** Begin **

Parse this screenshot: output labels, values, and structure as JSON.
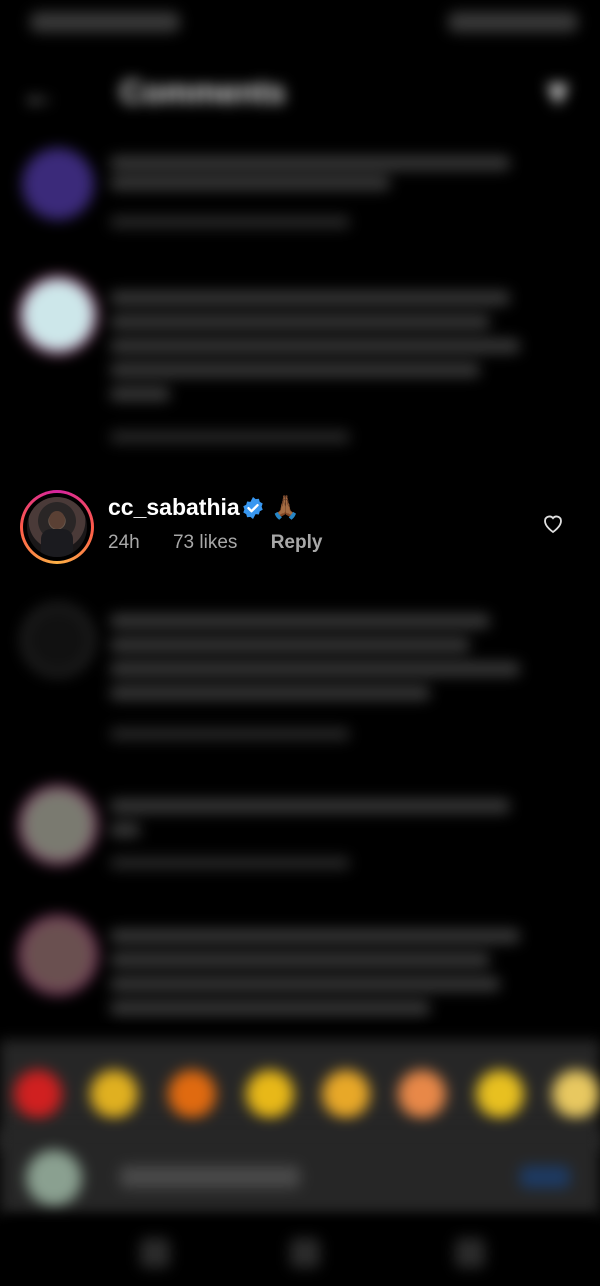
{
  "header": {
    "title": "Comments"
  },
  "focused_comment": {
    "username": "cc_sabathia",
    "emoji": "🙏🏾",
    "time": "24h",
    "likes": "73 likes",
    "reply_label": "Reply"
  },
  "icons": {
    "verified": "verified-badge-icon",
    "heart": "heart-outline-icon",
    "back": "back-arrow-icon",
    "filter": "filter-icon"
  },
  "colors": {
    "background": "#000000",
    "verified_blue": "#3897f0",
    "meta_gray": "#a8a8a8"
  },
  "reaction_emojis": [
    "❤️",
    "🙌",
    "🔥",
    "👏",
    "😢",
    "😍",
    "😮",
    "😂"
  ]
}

** End **
** Begin **

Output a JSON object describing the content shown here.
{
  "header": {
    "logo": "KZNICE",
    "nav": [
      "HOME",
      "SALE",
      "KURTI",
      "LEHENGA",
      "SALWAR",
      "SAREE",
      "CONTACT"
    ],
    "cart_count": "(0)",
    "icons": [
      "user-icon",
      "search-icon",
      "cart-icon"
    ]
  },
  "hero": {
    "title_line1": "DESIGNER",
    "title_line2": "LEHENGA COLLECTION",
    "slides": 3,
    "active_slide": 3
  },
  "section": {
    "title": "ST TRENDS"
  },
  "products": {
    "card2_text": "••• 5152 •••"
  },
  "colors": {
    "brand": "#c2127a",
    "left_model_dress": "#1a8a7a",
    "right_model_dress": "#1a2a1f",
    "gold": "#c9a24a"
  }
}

** End **

(EXERCISE REQUIREMENTS): Filter the records for lines holding the string "JSON". Copy each one.

(RESPONSE FOR THIS EXERCISE):
Parse this screenshot: output labels, values, and structure as JSON.
Output a JSON object describing the content shown here.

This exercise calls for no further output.